───── Input material

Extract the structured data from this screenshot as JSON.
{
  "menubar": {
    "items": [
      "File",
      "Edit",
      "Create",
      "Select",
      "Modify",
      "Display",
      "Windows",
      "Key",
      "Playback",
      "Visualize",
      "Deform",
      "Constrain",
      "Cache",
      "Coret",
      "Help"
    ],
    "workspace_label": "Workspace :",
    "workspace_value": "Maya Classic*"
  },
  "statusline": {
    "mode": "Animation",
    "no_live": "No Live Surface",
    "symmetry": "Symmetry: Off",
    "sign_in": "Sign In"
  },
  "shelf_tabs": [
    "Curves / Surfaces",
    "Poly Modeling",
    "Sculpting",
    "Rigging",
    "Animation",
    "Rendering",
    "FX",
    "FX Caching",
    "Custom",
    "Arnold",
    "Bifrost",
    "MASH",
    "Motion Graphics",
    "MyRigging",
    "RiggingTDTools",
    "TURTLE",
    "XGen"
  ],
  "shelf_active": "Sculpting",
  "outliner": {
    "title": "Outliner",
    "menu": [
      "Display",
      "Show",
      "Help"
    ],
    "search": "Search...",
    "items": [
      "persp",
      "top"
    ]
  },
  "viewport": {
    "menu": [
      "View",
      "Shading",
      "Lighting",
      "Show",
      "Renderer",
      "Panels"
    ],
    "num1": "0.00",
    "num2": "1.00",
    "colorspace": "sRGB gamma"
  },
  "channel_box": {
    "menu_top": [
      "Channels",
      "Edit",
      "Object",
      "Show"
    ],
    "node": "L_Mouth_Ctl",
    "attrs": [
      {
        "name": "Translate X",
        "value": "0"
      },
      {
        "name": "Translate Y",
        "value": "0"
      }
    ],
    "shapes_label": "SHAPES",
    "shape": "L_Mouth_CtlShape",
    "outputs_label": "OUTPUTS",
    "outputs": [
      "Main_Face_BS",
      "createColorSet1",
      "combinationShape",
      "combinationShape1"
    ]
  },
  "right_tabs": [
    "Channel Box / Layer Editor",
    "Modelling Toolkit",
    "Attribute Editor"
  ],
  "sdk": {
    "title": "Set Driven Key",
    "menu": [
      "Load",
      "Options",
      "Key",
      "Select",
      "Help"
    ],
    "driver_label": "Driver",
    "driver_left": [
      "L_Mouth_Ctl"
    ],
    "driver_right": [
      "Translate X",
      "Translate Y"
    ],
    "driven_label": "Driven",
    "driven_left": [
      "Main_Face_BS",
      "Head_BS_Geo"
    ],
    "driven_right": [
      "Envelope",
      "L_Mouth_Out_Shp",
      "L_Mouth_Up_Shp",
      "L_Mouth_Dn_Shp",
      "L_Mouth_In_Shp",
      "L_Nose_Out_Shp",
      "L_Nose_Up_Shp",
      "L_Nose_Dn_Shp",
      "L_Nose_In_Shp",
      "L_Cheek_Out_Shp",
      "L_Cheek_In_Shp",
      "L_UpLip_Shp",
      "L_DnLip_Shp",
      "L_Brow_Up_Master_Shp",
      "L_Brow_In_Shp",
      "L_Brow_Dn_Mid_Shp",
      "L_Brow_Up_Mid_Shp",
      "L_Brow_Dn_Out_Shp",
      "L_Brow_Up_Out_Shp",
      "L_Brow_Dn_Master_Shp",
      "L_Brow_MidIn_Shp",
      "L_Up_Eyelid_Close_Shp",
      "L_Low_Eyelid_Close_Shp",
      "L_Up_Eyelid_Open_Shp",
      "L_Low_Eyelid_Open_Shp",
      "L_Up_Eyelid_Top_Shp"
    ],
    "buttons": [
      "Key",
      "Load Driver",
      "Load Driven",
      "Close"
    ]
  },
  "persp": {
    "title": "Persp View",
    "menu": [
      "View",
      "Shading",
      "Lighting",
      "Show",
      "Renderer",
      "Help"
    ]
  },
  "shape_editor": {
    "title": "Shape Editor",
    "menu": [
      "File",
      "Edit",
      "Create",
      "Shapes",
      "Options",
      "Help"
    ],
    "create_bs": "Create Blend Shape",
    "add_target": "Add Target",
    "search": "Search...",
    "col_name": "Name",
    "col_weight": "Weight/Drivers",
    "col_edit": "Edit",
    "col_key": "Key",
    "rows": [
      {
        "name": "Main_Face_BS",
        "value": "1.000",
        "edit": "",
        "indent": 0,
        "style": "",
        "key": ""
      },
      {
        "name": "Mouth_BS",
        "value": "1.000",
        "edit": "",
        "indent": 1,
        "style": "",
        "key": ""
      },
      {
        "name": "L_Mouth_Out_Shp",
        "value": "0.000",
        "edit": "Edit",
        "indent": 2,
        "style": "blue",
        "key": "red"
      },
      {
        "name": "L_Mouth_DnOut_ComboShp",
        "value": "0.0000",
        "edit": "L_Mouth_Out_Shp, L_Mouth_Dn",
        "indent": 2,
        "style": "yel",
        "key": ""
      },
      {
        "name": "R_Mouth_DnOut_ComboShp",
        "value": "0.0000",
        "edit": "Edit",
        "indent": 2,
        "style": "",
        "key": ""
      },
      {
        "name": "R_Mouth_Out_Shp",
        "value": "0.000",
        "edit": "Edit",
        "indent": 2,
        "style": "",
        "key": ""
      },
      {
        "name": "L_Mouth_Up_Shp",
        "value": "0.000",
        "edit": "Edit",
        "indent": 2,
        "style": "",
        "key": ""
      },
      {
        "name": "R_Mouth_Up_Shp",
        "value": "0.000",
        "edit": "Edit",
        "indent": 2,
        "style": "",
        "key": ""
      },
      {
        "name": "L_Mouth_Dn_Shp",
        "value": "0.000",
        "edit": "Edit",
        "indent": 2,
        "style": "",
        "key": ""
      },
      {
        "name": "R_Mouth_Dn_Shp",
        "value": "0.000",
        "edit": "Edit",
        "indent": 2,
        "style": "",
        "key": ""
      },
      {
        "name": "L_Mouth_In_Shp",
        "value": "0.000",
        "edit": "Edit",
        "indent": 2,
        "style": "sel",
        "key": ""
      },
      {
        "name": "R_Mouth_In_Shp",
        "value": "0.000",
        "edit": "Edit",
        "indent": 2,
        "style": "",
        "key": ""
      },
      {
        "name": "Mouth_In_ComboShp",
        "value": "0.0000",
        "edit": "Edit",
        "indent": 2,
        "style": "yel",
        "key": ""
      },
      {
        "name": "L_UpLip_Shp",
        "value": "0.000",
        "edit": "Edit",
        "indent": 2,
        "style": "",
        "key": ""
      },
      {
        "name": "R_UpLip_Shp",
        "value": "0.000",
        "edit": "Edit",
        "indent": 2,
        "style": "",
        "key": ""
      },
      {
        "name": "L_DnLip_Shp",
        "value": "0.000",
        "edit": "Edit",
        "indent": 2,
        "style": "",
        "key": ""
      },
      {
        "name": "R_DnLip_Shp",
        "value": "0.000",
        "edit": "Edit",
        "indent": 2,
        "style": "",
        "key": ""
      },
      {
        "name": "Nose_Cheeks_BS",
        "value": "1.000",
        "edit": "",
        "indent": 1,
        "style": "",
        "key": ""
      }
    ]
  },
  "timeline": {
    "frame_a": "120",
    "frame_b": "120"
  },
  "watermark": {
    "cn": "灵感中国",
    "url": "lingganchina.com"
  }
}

──────────

Given exercise> Print all of the data exactly as it was given.

The result>
Extract the structured data from this screenshot as JSON.
{
  "menubar": {
    "items": [
      "File",
      "Edit",
      "Create",
      "Select",
      "Modify",
      "Display",
      "Windows",
      "Key",
      "Playback",
      "Visualize",
      "Deform",
      "Constrain",
      "Cache",
      "Coret",
      "Help"
    ],
    "workspace_label": "Workspace :",
    "workspace_value": "Maya Classic*"
  },
  "statusline": {
    "mode": "Animation",
    "no_live": "No Live Surface",
    "symmetry": "Symmetry: Off",
    "sign_in": "Sign In"
  },
  "shelf_tabs": [
    "Curves / Surfaces",
    "Poly Modeling",
    "Sculpting",
    "Rigging",
    "Animation",
    "Rendering",
    "FX",
    "FX Caching",
    "Custom",
    "Arnold",
    "Bifrost",
    "MASH",
    "Motion Graphics",
    "MyRigging",
    "RiggingTDTools",
    "TURTLE",
    "XGen"
  ],
  "shelf_active": "Sculpting",
  "outliner": {
    "title": "Outliner",
    "menu": [
      "Display",
      "Show",
      "Help"
    ],
    "search": "Search...",
    "items": [
      "persp",
      "top"
    ]
  },
  "viewport": {
    "menu": [
      "View",
      "Shading",
      "Lighting",
      "Show",
      "Renderer",
      "Panels"
    ],
    "num1": "0.00",
    "num2": "1.00",
    "colorspace": "sRGB gamma"
  },
  "channel_box": {
    "menu_top": [
      "Channels",
      "Edit",
      "Object",
      "Show"
    ],
    "node": "L_Mouth_Ctl",
    "attrs": [
      {
        "name": "Translate X",
        "value": "0"
      },
      {
        "name": "Translate Y",
        "value": "0"
      }
    ],
    "shapes_label": "SHAPES",
    "shape": "L_Mouth_CtlShape",
    "outputs_label": "OUTPUTS",
    "outputs": [
      "Main_Face_BS",
      "createColorSet1",
      "combinationShape",
      "combinationShape1"
    ]
  },
  "right_tabs": [
    "Channel Box / Layer Editor",
    "Modelling Toolkit",
    "Attribute Editor"
  ],
  "sdk": {
    "title": "Set Driven Key",
    "menu": [
      "Load",
      "Options",
      "Key",
      "Select",
      "Help"
    ],
    "driver_label": "Driver",
    "driver_left": [
      "L_Mouth_Ctl"
    ],
    "driver_right": [
      "Translate X",
      "Translate Y"
    ],
    "driven_label": "Driven",
    "driven_left": [
      "Main_Face_BS",
      "Head_BS_Geo"
    ],
    "driven_right": [
      "Envelope",
      "L_Mouth_Out_Shp",
      "L_Mouth_Up_Shp",
      "L_Mouth_Dn_Shp",
      "L_Mouth_In_Shp",
      "L_Nose_Out_Shp",
      "L_Nose_Up_Shp",
      "L_Nose_Dn_Shp",
      "L_Nose_In_Shp",
      "L_Cheek_Out_Shp",
      "L_Cheek_In_Shp",
      "L_UpLip_Shp",
      "L_DnLip_Shp",
      "L_Brow_Up_Master_Shp",
      "L_Brow_In_Shp",
      "L_Brow_Dn_Mid_Shp",
      "L_Brow_Up_Mid_Shp",
      "L_Brow_Dn_Out_Shp",
      "L_Brow_Up_Out_Shp",
      "L_Brow_Dn_Master_Shp",
      "L_Brow_MidIn_Shp",
      "L_Up_Eyelid_Close_Shp",
      "L_Low_Eyelid_Close_Shp",
      "L_Up_Eyelid_Open_Shp",
      "L_Low_Eyelid_Open_Shp",
      "L_Up_Eyelid_Top_Shp"
    ],
    "buttons": [
      "Key",
      "Load Driver",
      "Load Driven",
      "Close"
    ]
  },
  "persp": {
    "title": "Persp View",
    "menu": [
      "View",
      "Shading",
      "Lighting",
      "Show",
      "Renderer",
      "Help"
    ]
  },
  "shape_editor": {
    "title": "Shape Editor",
    "menu": [
      "File",
      "Edit",
      "Create",
      "Shapes",
      "Options",
      "Help"
    ],
    "create_bs": "Create Blend Shape",
    "add_target": "Add Target",
    "search": "Search...",
    "col_name": "Name",
    "col_weight": "Weight/Drivers",
    "col_edit": "Edit",
    "col_key": "Key",
    "rows": [
      {
        "name": "Main_Face_BS",
        "value": "1.000",
        "edit": "",
        "indent": 0,
        "style": "",
        "key": ""
      },
      {
        "name": "Mouth_BS",
        "value": "1.000",
        "edit": "",
        "indent": 1,
        "style": "",
        "key": ""
      },
      {
        "name": "L_Mouth_Out_Shp",
        "value": "0.000",
        "edit": "Edit",
        "indent": 2,
        "style": "blue",
        "key": "red"
      },
      {
        "name": "L_Mouth_DnOut_ComboShp",
        "value": "0.0000",
        "edit": "L_Mouth_Out_Shp, L_Mouth_Dn",
        "indent": 2,
        "style": "yel",
        "key": ""
      },
      {
        "name": "R_Mouth_DnOut_ComboShp",
        "value": "0.0000",
        "edit": "Edit",
        "indent": 2,
        "style": "",
        "key": ""
      },
      {
        "name": "R_Mouth_Out_Shp",
        "value": "0.000",
        "edit": "Edit",
        "indent": 2,
        "style": "",
        "key": ""
      },
      {
        "name": "L_Mouth_Up_Shp",
        "value": "0.000",
        "edit": "Edit",
        "indent": 2,
        "style": "",
        "key": ""
      },
      {
        "name": "R_Mouth_Up_Shp",
        "value": "0.000",
        "edit": "Edit",
        "indent": 2,
        "style": "",
        "key": ""
      },
      {
        "name": "L_Mouth_Dn_Shp",
        "value": "0.000",
        "edit": "Edit",
        "indent": 2,
        "style": "",
        "key": ""
      },
      {
        "name": "R_Mouth_Dn_Shp",
        "value": "0.000",
        "edit": "Edit",
        "indent": 2,
        "style": "",
        "key": ""
      },
      {
        "name": "L_Mouth_In_Shp",
        "value": "0.000",
        "edit": "Edit",
        "indent": 2,
        "style": "sel",
        "key": ""
      },
      {
        "name": "R_Mouth_In_Shp",
        "value": "0.000",
        "edit": "Edit",
        "indent": 2,
        "style": "",
        "key": ""
      },
      {
        "name": "Mouth_In_ComboShp",
        "value": "0.0000",
        "edit": "Edit",
        "indent": 2,
        "style": "yel",
        "key": ""
      },
      {
        "name": "L_UpLip_Shp",
        "value": "0.000",
        "edit": "Edit",
        "indent": 2,
        "style": "",
        "key": ""
      },
      {
        "name": "R_UpLip_Shp",
        "value": "0.000",
        "edit": "Edit",
        "indent": 2,
        "style": "",
        "key": ""
      },
      {
        "name": "L_DnLip_Shp",
        "value": "0.000",
        "edit": "Edit",
        "indent": 2,
        "style": "",
        "key": ""
      },
      {
        "name": "R_DnLip_Shp",
        "value": "0.000",
        "edit": "Edit",
        "indent": 2,
        "style": "",
        "key": ""
      },
      {
        "name": "Nose_Cheeks_BS",
        "value": "1.000",
        "edit": "",
        "indent": 1,
        "style": "",
        "key": ""
      }
    ]
  },
  "timeline": {
    "frame_a": "120",
    "frame_b": "120"
  },
  "watermark": {
    "cn": "灵感中国",
    "url": "lingganchina.com"
  }
}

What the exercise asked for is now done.